- [Yazılı yönerge]:
Çocuk kitapları üzerine verilen metne dayanarak şu soruları yanıtlayın:
1. Gelir düzeyi yüksek olanların aklına kitap denince ne tür kitaplar geliyor?
2. Yazarın kızı, Atatürk'ün kendisine cazip gelen taraflarını sayarken neleri söylemişti?
3. Yazar, çocukların 1980'den beri verilen eğitim bilgisini bu tarafından yakalamalarının tek nedeni olarak neyi gösteriyor?

- [Verilen metin]:
Çocukların hayatı zor. Oraya geleceğiz. Şimdi hiç olmayacak bir yerden konuya gireceğim: Plajda güneş kremi bulaşığı ellerle okunacak, kurtulmanın, kaçmanın, zengin olmanın, başarının, bir vuruşta devirmenin daha pek çok şeyin yollarını öğreten kitaplardan öte Türk yayıncılar kan ağlıyor. Söylemiştim; çocuk kitapları üzerine bir makale için çok uygunsuz bir giriş olacak, oldu, farkındayım ama devamı var: Buna rağmen artık ellerini kitaba sürmeyen yetişkinler çocuklarına kitap alıyorlar. Şöyle ki: Rahat rahat tüketen insanlar, gelir düzeyi yüksek olanlar her şeyi alıyor, alıyorlar da kitap denince akılarına 'çöp' diyebileceğimiz kitaplar geliyor. Buna rağmen çocukları için kitap almayı akıl edebiliyorlar. Akıllarının bir köşesinde kalmış okumak iyidir sözünün hatırına. Çocukları için pek çok kitabı belki sadece almış olmak için alıyorlar. Bu onların sorunu. Kendileri de okumayacaklarını bildiklerinden kitap almıyorlar ya da işlerine yarayacak yol yordam öğreten 'çöp' kitapları tercih ediyorlar. Evet sonuçta çocuklar için kitap alınıyor. Onlar da okuyorlar. Yani umut ediyorum okuyorlardır.
Tekrar başa dönüyorum: Çocukların hayatı zor! Çocuk demeye şahit ister bir durumdalar. Televizyon, internet, bilgisayar, bilgisayar oyunları, tüketim çılgınlığı, beton kutularda bir hayat, özel özel okullar, sadece kendi sınıfından insanları bilme ve tanıma hali, sinema, ebeveynlerin tuhaflığı, değişen aile dengeleri, roller, hormonlu gıdalar, trafik, servisler, yaz tatili denince yaz okulu. Görünürde bizim çocukluğumuzdan farklı. Ortak noktamız şu: "Atatürk 1881 yılında Selanik'de doğdu. Annesi Zübeyde Hanım, babası Ali Rıza Bey'di." Ben kargaları kovalayan çocuk Atatürk'e sempati duymuştum ama kızım onunla ciddi ciddi evlenmeyi düşündü. Daha küçücüktü ve özel bir okulda tanıtılmaya çalışan Atatürk'ün kendisine cazip gelen taraflarını birer birer saymıştı: "Kargaları ve Bandırma vapuru var." Ben bunları düşünmemiştim. Gerçekten ciddiyetle öğrenmiştim Atatürk'ün hayatını, ilkelerini, başarılarını, savaşlarını. Ama şimdikiler, karga ve Bandırma vapuruyla özetleyiveriyorlar onu. Bu kötü değil. 1980'den beri verilen eğitim bilgisini bu tarafından yakalamalarının tek nedeni: Çocuk sineması ve çocuk kitapları. Bugünün çocukları için bambaşka bir hayat ve düşünce tarzı oluşturuyorlar. Konumuz bu değil. Konumuz çocuk kitapları. Çocuk kitapları şahane sevgili okuyucular!

- [Veriler]:
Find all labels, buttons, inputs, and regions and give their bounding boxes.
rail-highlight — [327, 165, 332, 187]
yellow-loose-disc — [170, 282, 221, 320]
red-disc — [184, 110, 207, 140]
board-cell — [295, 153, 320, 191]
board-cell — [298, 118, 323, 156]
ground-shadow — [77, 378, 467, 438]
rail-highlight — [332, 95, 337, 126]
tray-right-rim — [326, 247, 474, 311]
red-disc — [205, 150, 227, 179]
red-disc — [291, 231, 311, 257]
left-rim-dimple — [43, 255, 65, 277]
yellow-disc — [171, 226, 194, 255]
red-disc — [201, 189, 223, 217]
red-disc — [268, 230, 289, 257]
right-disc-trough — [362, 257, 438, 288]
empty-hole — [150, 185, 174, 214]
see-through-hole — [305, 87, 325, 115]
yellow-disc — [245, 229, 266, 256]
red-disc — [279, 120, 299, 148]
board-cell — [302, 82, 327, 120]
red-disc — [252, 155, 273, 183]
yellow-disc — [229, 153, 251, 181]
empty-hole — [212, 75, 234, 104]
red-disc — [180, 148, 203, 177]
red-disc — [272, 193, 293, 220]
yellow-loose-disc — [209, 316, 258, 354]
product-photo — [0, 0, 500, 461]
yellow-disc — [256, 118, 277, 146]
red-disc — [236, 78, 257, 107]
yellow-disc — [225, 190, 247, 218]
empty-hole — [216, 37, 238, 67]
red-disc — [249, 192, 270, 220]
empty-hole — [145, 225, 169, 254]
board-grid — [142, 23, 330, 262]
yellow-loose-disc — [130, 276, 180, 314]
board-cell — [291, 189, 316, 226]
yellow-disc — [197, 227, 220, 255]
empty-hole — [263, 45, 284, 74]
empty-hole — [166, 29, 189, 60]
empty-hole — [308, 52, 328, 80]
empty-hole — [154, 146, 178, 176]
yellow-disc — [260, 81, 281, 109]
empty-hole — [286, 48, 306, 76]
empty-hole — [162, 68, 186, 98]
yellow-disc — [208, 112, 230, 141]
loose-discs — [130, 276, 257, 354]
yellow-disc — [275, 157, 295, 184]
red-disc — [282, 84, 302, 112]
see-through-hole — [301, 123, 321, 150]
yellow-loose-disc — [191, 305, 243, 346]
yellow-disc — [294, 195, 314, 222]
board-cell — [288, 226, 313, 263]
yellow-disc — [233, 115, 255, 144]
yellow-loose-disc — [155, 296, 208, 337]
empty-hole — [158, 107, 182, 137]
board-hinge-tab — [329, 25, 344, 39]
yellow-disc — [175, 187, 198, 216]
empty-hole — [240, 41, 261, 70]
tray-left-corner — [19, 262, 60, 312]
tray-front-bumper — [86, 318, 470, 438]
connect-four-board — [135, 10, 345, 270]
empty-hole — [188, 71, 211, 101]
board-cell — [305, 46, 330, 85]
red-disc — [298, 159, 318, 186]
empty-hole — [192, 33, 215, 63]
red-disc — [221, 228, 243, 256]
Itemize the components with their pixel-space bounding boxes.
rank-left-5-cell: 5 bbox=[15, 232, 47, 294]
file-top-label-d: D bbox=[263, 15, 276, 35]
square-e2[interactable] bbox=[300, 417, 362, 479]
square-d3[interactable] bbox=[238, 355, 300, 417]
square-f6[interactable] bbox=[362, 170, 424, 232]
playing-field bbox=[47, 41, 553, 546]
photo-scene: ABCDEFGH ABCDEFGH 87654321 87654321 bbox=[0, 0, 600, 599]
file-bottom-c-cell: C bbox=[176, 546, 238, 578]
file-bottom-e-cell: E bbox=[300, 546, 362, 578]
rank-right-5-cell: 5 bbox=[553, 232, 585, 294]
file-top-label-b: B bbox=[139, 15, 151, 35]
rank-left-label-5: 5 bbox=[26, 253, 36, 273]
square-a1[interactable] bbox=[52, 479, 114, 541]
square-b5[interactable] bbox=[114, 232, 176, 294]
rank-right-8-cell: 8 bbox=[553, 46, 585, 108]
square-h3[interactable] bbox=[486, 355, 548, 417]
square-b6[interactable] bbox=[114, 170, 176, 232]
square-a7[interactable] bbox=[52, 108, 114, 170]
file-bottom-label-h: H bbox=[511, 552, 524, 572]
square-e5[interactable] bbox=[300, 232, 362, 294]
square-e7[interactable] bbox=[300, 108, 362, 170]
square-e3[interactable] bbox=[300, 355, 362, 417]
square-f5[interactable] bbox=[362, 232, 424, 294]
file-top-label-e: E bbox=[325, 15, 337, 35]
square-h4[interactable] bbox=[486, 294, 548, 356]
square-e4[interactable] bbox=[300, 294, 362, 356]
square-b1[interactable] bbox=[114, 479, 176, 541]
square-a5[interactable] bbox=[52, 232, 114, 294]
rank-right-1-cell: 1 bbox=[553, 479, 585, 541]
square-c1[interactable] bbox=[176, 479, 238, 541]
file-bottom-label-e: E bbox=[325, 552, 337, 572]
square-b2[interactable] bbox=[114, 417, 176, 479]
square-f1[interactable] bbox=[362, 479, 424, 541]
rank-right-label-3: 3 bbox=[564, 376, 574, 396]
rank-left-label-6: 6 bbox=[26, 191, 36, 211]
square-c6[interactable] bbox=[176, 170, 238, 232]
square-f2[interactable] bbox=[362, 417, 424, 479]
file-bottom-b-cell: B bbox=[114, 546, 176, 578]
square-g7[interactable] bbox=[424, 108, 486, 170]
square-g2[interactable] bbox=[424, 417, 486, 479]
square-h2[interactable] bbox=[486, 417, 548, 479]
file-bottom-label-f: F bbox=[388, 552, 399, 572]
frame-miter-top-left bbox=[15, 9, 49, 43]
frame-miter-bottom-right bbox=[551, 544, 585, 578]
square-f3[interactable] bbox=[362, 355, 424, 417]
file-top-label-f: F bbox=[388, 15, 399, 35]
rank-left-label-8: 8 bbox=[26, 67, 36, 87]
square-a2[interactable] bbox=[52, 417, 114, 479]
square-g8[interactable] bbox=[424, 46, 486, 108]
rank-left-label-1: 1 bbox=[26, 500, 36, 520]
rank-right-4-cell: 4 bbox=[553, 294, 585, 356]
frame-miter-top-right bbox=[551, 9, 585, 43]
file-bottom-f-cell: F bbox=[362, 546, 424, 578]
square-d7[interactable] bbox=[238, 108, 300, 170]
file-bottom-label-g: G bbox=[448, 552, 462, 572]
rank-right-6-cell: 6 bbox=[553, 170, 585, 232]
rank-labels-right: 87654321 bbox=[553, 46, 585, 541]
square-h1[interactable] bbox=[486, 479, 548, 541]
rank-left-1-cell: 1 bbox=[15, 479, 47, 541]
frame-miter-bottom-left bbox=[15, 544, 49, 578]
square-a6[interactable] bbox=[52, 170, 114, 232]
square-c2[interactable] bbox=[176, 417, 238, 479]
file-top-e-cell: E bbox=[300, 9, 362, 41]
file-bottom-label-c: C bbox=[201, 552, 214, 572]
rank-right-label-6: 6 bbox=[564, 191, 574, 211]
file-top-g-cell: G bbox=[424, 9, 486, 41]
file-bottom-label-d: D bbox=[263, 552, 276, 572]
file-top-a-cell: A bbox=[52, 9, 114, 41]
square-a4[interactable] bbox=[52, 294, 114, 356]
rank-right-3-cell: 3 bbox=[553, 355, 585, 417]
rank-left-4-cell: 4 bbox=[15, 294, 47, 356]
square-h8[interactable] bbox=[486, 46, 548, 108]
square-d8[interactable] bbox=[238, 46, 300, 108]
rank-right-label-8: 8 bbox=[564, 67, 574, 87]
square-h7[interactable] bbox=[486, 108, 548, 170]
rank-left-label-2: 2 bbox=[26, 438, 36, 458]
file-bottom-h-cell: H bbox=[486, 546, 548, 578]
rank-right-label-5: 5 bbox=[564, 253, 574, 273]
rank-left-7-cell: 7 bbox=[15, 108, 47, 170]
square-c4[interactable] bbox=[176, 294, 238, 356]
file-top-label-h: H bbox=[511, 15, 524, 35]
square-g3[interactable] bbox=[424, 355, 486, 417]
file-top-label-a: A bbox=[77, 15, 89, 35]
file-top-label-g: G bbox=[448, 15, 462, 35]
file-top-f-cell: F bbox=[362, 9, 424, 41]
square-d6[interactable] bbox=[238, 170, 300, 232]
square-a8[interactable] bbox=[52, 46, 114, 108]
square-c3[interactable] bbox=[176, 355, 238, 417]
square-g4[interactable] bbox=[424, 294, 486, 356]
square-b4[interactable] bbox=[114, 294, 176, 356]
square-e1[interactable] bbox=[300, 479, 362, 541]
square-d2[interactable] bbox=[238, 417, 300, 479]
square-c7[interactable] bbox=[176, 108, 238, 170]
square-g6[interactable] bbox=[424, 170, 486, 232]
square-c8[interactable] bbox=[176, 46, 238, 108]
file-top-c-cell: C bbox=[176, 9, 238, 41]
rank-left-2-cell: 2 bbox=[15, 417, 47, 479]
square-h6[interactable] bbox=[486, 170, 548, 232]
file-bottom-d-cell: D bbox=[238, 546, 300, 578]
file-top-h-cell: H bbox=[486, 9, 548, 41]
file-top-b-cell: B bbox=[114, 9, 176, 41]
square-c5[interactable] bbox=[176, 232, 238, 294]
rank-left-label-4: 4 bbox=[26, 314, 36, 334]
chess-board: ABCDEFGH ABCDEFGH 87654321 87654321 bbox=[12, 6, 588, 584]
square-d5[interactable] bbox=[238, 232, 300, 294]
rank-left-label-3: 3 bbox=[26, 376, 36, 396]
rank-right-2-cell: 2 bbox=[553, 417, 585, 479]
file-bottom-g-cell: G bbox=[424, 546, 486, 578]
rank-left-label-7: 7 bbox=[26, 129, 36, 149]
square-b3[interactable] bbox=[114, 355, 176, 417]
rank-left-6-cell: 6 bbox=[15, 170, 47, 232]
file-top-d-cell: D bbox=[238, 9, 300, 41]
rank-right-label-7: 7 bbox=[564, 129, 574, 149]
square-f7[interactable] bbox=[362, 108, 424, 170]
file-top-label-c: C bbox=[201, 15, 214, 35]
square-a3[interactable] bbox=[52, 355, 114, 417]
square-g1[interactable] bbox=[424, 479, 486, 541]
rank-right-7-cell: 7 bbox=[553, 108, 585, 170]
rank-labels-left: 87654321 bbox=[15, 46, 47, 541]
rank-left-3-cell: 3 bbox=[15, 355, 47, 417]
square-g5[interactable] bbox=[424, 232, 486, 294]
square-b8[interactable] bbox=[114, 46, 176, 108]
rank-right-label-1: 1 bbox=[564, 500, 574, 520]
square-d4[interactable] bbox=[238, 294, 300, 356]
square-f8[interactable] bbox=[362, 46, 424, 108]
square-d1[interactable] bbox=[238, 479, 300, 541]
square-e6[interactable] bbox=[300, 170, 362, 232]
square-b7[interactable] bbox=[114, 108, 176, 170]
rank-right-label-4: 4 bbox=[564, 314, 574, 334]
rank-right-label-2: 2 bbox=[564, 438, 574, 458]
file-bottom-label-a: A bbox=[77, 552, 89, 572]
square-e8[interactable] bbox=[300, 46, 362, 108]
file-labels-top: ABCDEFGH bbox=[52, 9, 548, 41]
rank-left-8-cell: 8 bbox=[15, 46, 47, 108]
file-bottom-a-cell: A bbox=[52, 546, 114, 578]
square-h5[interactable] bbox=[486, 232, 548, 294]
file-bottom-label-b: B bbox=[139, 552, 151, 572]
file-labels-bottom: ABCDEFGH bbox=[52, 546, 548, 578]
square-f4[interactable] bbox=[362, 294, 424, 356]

- [Çözümlü alıştırma]:
1. "Çöp" diyebileceğimiz kitaplar geliyor.
2. Kargaları ve Bandırma vapurunu söylemişti.
3. Çocuk sinemasını ve çocuk kitaplarını gösteriyor.